WHAT TO WORK ON
Quote the listing below in full and exactly as written, but omit every picture.

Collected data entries
※ ※ ※

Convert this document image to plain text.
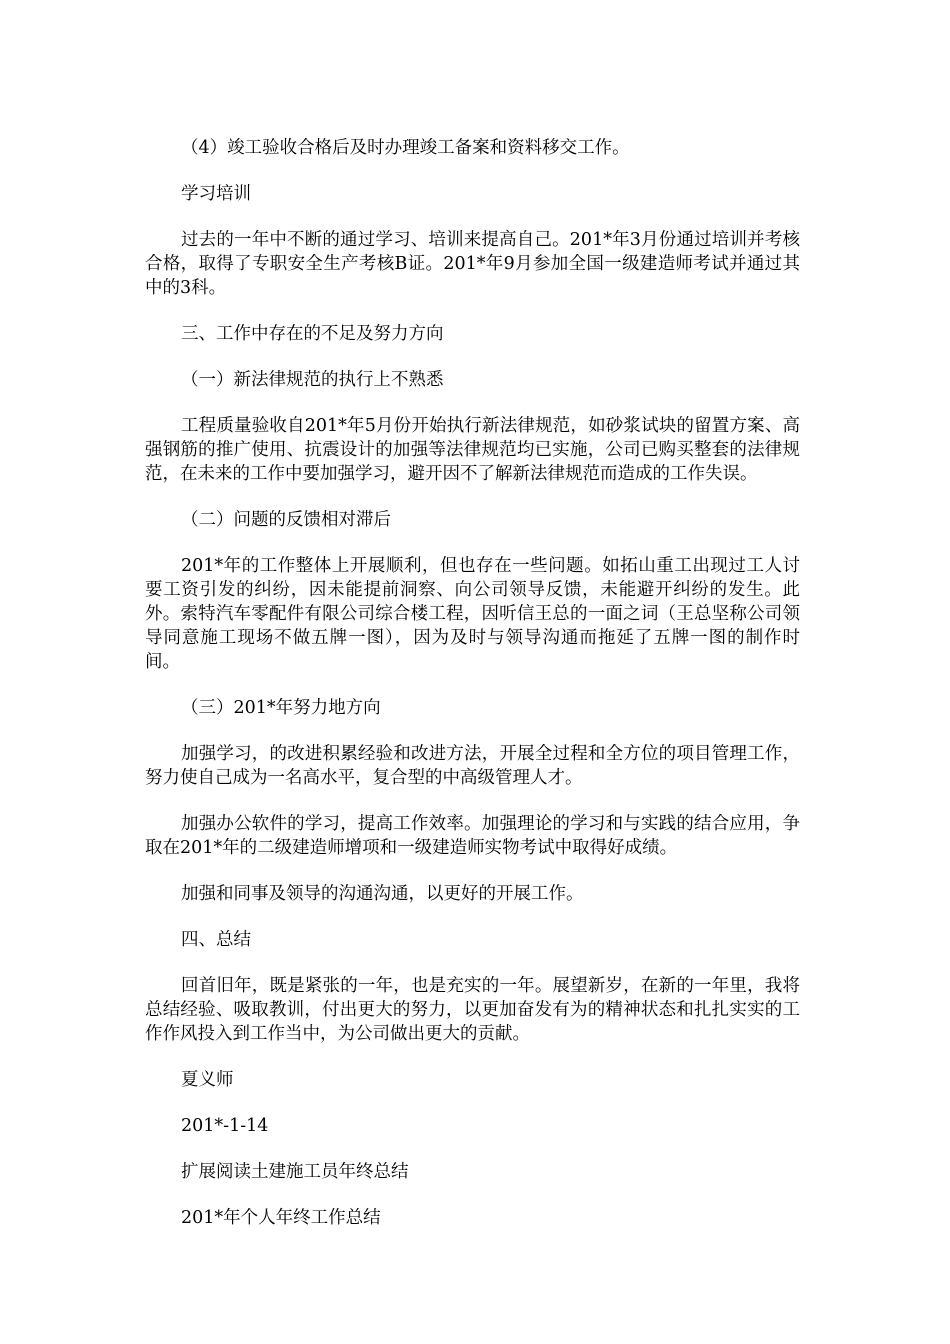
（4）竣工验收合格后及时办理竣工备案和资料移交工作。

学习培训

过去的一年中不断的通过学习、培训来提高自己。201*年3月份通过培训并考核合格，取得了专职安全生产考核B证。201*年9月参加全国一级建造师考试并通过其中的3科。

三、工作中存在的不足及努力方向

（一）新法律规范的执行上不熟悉

工程质量验收自201*年5月份开始执行新法律规范，如砂浆试块的留置方案、高强钢筋的推广使用、抗震设计的加强等法律规范均已实施，公司已购买整套的法律规范，在未来的工作中要加强学习，避开因不了解新法律规范而造成的工作失误。

（二）问题的反馈相对滞后

201*年的工作整体上开展顺利，但也存在一些问题。如拓山重工出现过工人讨要工资引发的纠纷，因未能提前洞察、向公司领导反馈，未能避开纠纷的发生。此外。索特汽车零配件有限公司综合楼工程，因听信王总的一面之词（王总坚称公司领导同意施工现场不做五牌一图），因为及时与领导沟通而拖延了五牌一图的制作时间。

（三）201*年努力地方向

加强学习，的改进积累经验和改进方法，开展全过程和全方位的项目管理工作，努力使自己成为一名高水平，复合型的中高级管理人才。

加强办公软件的学习，提高工作效率。加强理论的学习和与实践的结合应用，争取在201*年的二级建造师增项和一级建造师实物考试中取得好成绩。

加强和同事及领导的沟通沟通，以更好的开展工作。

四、总结

回首旧年，既是紧张的一年，也是充实的一年。展望新岁，在新的一年里，我将总结经验、吸取教训，付出更大的努力，以更加奋发有为的精神状态和扎扎实实的工作作风投入到工作当中，为公司做出更大的贡献。

夏义师

201*-1-14

扩展阅读土建施工员年终总结

201*年个人年终工作总结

※ ※ ※

EXPECTED OUTPUT
Convert this document image to plain text.
（4）竣工验收合格后及时办理竣工备案和资料移交工作。

学习培训

过去的一年中不断的通过学习、培训来提高自己。201*年3月份通过培训并考核合格，取得了专职安全生产考核B证。201*年9月参加全国一级建造师考试并通过其中的3科。

三、工作中存在的不足及努力方向

（一）新法律规范的执行上不熟悉

工程质量验收自201*年5月份开始执行新法律规范，如砂浆试块的留置方案、高强钢筋的推广使用、抗震设计的加强等法律规范均已实施，公司已购买整套的法律规范，在未来的工作中要加强学习，避开因不了解新法律规范而造成的工作失误。

（二）问题的反馈相对滞后

201*年的工作整体上开展顺利，但也存在一些问题。如拓山重工出现过工人讨要工资引发的纠纷，因未能提前洞察、向公司领导反馈，未能避开纠纷的发生。此外。索特汽车零配件有限公司综合楼工程，因听信王总的一面之词（王总坚称公司领导同意施工现场不做五牌一图），因为及时与领导沟通而拖延了五牌一图的制作时间。

（三）201*年努力地方向

加强学习，的改进积累经验和改进方法，开展全过程和全方位的项目管理工作，努力使自己成为一名高水平，复合型的中高级管理人才。

加强办公软件的学习，提高工作效率。加强理论的学习和与实践的结合应用，争取在201*年的二级建造师增项和一级建造师实物考试中取得好成绩。

加强和同事及领导的沟通沟通，以更好的开展工作。

四、总结

回首旧年，既是紧张的一年，也是充实的一年。展望新岁，在新的一年里，我将总结经验、吸取教训，付出更大的努力，以更加奋发有为的精神状态和扎扎实实的工作作风投入到工作当中，为公司做出更大的贡献。

夏义师

201*-1-14

扩展阅读土建施工员年终总结

201*年个人年终工作总结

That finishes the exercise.